%%

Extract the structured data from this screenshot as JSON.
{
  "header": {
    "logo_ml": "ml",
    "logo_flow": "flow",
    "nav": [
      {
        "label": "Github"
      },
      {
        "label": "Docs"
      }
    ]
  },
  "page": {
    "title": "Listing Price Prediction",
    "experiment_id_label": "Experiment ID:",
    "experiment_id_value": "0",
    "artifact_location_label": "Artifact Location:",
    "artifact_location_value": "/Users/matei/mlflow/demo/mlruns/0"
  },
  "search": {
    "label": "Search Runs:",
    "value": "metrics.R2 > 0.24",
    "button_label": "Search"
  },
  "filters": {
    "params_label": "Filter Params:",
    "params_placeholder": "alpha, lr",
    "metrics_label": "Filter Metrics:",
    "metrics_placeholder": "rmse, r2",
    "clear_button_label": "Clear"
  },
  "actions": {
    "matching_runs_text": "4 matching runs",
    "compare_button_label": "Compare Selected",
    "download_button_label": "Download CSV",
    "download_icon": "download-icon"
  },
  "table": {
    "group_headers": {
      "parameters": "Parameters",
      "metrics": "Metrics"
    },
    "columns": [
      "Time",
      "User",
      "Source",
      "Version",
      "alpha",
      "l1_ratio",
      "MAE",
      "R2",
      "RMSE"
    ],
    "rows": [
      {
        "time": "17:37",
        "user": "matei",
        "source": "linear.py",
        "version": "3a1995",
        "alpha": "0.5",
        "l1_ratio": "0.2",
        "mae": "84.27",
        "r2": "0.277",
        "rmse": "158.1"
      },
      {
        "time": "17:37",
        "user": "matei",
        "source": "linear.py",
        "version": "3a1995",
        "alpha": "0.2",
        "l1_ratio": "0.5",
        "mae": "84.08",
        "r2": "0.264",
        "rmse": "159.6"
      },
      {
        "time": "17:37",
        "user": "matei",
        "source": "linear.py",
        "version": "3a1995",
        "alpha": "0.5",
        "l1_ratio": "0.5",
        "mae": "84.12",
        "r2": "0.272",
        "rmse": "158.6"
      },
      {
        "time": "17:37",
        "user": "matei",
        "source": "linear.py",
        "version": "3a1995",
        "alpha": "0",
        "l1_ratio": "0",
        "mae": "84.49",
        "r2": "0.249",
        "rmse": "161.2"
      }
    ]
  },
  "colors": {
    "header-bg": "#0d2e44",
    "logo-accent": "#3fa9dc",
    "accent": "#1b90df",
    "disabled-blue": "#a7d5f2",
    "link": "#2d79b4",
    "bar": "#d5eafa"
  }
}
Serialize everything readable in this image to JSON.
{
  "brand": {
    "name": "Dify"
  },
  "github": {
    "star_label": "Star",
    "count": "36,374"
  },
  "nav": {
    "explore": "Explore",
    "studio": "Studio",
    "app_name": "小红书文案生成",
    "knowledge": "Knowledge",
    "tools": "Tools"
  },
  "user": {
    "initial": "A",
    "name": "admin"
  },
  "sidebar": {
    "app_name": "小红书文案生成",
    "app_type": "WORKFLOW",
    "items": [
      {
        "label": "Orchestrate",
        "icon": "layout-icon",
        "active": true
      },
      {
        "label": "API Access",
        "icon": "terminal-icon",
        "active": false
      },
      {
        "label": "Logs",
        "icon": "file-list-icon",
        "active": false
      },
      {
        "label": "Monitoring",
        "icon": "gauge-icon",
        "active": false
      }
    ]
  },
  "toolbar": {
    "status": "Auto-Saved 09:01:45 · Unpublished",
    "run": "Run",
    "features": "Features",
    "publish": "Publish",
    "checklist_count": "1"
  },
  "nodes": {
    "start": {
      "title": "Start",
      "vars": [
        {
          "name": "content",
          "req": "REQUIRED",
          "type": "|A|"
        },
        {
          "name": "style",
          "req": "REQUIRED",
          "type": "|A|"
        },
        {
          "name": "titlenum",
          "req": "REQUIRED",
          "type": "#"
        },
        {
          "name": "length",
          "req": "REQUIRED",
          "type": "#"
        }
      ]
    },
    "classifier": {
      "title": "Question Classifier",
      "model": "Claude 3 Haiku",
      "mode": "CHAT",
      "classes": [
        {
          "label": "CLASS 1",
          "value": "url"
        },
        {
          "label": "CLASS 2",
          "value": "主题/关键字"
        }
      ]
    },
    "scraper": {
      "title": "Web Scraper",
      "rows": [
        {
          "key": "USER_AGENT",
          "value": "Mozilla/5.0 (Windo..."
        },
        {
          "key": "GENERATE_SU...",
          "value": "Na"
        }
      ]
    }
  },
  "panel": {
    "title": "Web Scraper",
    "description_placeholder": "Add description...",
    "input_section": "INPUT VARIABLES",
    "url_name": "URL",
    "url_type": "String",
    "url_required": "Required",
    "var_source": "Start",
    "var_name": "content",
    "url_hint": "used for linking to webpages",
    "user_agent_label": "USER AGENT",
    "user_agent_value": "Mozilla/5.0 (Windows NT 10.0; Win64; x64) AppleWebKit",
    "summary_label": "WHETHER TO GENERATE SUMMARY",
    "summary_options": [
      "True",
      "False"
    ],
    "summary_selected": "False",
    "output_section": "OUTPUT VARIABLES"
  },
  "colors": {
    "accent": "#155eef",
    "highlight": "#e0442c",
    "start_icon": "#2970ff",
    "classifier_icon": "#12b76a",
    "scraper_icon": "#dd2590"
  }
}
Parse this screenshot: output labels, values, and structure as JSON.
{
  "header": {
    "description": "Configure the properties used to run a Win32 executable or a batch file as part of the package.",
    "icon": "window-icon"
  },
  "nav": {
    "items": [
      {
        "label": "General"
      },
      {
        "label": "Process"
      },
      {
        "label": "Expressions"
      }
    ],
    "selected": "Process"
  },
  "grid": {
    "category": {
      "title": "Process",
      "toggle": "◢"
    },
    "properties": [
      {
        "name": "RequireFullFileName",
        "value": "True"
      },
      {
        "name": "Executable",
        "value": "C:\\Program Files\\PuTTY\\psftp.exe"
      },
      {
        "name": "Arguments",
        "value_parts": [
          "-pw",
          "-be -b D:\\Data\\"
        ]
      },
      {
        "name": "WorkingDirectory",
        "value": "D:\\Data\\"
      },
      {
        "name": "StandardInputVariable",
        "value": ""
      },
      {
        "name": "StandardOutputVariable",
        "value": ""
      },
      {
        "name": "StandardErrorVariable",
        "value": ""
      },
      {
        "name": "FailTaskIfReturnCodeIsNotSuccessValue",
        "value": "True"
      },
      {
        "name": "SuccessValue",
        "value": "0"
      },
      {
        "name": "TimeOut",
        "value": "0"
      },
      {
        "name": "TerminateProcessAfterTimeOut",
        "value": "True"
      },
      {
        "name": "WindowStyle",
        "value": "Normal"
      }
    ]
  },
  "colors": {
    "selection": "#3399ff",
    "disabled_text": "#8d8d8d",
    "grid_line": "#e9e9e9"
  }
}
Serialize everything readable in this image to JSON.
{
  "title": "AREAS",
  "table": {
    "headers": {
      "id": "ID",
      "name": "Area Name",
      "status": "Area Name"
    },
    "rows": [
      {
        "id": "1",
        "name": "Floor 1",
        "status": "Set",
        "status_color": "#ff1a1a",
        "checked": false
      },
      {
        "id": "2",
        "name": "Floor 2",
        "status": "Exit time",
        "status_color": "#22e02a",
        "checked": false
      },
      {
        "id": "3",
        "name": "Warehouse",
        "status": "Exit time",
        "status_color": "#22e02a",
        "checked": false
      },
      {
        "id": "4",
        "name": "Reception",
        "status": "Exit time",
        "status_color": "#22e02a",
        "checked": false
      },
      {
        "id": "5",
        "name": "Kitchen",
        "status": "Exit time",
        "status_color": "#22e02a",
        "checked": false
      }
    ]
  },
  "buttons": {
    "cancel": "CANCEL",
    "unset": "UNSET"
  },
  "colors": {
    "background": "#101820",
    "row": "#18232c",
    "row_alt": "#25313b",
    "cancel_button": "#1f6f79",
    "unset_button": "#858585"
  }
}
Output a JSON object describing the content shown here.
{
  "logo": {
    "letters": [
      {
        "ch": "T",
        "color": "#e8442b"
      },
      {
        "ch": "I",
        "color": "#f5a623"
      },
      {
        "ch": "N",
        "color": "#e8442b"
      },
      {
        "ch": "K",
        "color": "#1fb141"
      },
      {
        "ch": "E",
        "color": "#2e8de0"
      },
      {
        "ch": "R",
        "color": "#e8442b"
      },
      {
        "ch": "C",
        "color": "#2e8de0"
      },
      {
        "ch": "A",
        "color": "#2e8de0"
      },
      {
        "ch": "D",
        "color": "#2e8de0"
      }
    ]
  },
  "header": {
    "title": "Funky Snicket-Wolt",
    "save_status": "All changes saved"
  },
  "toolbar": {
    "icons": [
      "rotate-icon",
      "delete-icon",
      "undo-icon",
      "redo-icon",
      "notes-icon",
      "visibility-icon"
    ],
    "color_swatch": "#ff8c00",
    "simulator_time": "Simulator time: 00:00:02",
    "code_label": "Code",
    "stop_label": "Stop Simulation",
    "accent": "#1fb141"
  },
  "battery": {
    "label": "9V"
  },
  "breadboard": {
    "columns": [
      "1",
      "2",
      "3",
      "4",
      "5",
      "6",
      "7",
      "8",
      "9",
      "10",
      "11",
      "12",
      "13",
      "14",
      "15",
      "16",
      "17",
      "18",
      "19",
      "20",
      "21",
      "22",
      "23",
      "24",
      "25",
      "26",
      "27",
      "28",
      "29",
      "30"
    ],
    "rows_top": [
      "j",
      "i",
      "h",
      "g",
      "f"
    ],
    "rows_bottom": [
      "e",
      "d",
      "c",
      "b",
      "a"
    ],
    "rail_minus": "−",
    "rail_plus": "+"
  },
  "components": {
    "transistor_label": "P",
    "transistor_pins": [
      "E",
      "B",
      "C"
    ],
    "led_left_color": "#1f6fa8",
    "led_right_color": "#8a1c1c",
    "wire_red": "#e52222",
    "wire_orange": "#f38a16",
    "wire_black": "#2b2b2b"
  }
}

%%

- _EXERCISE TASK_
All lines from the one containing "Output a JSON" through the final line of the listing above are to be reproduced exactly; include both and add nothing.

- _COMPLETED TASK_
Output a JSON object describing the content shown here.
{
  "logo": {
    "letters": [
      {
        "ch": "T",
        "color": "#e8442b"
      },
      {
        "ch": "I",
        "color": "#f5a623"
      },
      {
        "ch": "N",
        "color": "#e8442b"
      },
      {
        "ch": "K",
        "color": "#1fb141"
      },
      {
        "ch": "E",
        "color": "#2e8de0"
      },
      {
        "ch": "R",
        "color": "#e8442b"
      },
      {
        "ch": "C",
        "color": "#2e8de0"
      },
      {
        "ch": "A",
        "color": "#2e8de0"
      },
      {
        "ch": "D",
        "color": "#2e8de0"
      }
    ]
  },
  "header": {
    "title": "Funky Snicket-Wolt",
    "save_status": "All changes saved"
  },
  "toolbar": {
    "icons": [
      "rotate-icon",
      "delete-icon",
      "undo-icon",
      "redo-icon",
      "notes-icon",
      "visibility-icon"
    ],
    "color_swatch": "#ff8c00",
    "simulator_time": "Simulator time: 00:00:02",
    "code_label": "Code",
    "stop_label": "Stop Simulation",
    "accent": "#1fb141"
  },
  "battery": {
    "label": "9V"
  },
  "breadboard": {
    "columns": [
      "1",
      "2",
      "3",
      "4",
      "5",
      "6",
      "7",
      "8",
      "9",
      "10",
      "11",
      "12",
      "13",
      "14",
      "15",
      "16",
      "17",
      "18",
      "19",
      "20",
      "21",
      "22",
      "23",
      "24",
      "25",
      "26",
      "27",
      "28",
      "29",
      "30"
    ],
    "rows_top": [
      "j",
      "i",
      "h",
      "g",
      "f"
    ],
    "rows_bottom": [
      "e",
      "d",
      "c",
      "b",
      "a"
    ],
    "rail_minus": "−",
    "rail_plus": "+"
  },
  "components": {
    "transistor_label": "P",
    "transistor_pins": [
      "E",
      "B",
      "C"
    ],
    "led_left_color": "#1f6fa8",
    "led_right_color": "#8a1c1c",
    "wire_red": "#e52222",
    "wire_orange": "#f38a16",
    "wire_black": "#2b2b2b"
  }
}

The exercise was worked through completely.